■ **Part of a data file**:

───

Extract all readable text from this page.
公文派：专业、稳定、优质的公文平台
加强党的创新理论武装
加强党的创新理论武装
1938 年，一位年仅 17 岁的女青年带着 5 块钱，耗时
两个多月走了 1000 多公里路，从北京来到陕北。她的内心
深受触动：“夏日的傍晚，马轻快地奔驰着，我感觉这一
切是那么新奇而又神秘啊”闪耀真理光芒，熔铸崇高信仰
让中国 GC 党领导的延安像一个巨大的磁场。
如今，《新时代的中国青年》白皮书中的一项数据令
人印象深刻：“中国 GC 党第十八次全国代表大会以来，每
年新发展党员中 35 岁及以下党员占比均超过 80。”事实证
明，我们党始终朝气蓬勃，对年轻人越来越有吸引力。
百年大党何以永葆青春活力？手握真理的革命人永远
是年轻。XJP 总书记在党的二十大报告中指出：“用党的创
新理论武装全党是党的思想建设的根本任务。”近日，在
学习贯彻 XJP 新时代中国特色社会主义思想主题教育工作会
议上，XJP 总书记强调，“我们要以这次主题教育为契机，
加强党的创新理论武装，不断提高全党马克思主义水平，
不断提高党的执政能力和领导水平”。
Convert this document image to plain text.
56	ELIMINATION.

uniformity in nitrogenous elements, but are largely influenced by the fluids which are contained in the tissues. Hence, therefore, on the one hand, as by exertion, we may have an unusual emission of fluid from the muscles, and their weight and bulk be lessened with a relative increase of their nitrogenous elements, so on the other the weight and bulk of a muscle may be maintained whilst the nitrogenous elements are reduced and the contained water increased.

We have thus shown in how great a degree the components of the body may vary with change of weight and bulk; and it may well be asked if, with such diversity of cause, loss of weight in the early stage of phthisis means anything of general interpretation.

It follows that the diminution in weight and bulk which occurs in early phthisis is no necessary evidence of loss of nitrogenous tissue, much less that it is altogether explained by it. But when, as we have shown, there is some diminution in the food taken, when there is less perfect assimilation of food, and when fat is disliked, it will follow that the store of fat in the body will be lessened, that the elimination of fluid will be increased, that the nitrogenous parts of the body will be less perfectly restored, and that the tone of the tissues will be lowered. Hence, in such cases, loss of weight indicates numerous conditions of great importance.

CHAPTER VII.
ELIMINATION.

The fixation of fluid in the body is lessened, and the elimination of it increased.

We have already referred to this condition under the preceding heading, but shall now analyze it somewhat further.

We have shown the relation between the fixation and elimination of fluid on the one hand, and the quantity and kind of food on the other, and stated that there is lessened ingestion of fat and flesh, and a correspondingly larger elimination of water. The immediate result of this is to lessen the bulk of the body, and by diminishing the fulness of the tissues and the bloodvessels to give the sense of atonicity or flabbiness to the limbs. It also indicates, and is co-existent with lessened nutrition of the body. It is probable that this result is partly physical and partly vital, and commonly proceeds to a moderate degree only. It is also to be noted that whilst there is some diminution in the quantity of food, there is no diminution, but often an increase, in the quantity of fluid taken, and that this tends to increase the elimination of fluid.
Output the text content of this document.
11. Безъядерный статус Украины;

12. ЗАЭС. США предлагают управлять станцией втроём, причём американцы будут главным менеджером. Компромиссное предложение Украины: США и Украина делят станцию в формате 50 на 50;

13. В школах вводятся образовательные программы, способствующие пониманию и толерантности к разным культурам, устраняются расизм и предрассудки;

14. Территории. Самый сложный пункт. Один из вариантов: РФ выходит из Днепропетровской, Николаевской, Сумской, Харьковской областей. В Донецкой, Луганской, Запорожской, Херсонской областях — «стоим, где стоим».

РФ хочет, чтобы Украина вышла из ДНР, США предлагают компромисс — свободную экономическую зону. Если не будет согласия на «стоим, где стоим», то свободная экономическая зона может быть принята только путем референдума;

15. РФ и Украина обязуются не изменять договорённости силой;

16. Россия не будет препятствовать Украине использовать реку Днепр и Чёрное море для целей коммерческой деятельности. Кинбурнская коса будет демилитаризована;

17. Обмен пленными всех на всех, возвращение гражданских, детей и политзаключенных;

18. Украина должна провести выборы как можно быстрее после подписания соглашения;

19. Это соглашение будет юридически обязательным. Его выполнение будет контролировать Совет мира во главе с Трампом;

───

■ **DIRECTIONS**: Return every line containing "text".

■ **SOLUTION TO THIS PROBLEM**:
Extract all readable text from this page.
Convert this document image to plain text.
Output the text content of this document.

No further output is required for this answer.